Data extracted from a collection:
%%
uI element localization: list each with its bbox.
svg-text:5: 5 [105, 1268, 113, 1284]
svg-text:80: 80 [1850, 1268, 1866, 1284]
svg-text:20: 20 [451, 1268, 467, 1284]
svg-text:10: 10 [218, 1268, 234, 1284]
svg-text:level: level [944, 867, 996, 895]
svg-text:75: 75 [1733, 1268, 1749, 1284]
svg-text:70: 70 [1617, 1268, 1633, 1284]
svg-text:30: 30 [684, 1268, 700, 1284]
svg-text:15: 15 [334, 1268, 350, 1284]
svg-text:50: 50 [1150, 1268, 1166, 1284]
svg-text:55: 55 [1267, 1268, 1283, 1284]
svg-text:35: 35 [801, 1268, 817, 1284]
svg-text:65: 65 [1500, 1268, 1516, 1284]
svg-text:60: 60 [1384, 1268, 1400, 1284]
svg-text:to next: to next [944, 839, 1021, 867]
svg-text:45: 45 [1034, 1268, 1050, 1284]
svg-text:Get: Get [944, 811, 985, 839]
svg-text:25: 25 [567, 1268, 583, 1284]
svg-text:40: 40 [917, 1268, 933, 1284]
%%
Direction: Rewrite the rows above, replacing every occurrence of "svg-text" with "text-node" and leaving everything else unchanged.

Task answer:
uI element localization: list each with its bbox.
text-node:5: 5 [105, 1268, 113, 1284]
text-node:80: 80 [1850, 1268, 1866, 1284]
text-node:20: 20 [451, 1268, 467, 1284]
text-node:10: 10 [218, 1268, 234, 1284]
text-node:level: level [944, 867, 996, 895]
text-node:75: 75 [1733, 1268, 1749, 1284]
text-node:70: 70 [1617, 1268, 1633, 1284]
text-node:30: 30 [684, 1268, 700, 1284]
text-node:15: 15 [334, 1268, 350, 1284]
text-node:50: 50 [1150, 1268, 1166, 1284]
text-node:55: 55 [1267, 1268, 1283, 1284]
text-node:35: 35 [801, 1268, 817, 1284]
text-node:65: 65 [1500, 1268, 1516, 1284]
text-node:60: 60 [1384, 1268, 1400, 1284]
text-node:to next: to next [944, 839, 1021, 867]
text-node:45: 45 [1034, 1268, 1050, 1284]
text-node:Get: Get [944, 811, 985, 839]
text-node:25: 25 [567, 1268, 583, 1284]
text-node:40: 40 [917, 1268, 933, 1284]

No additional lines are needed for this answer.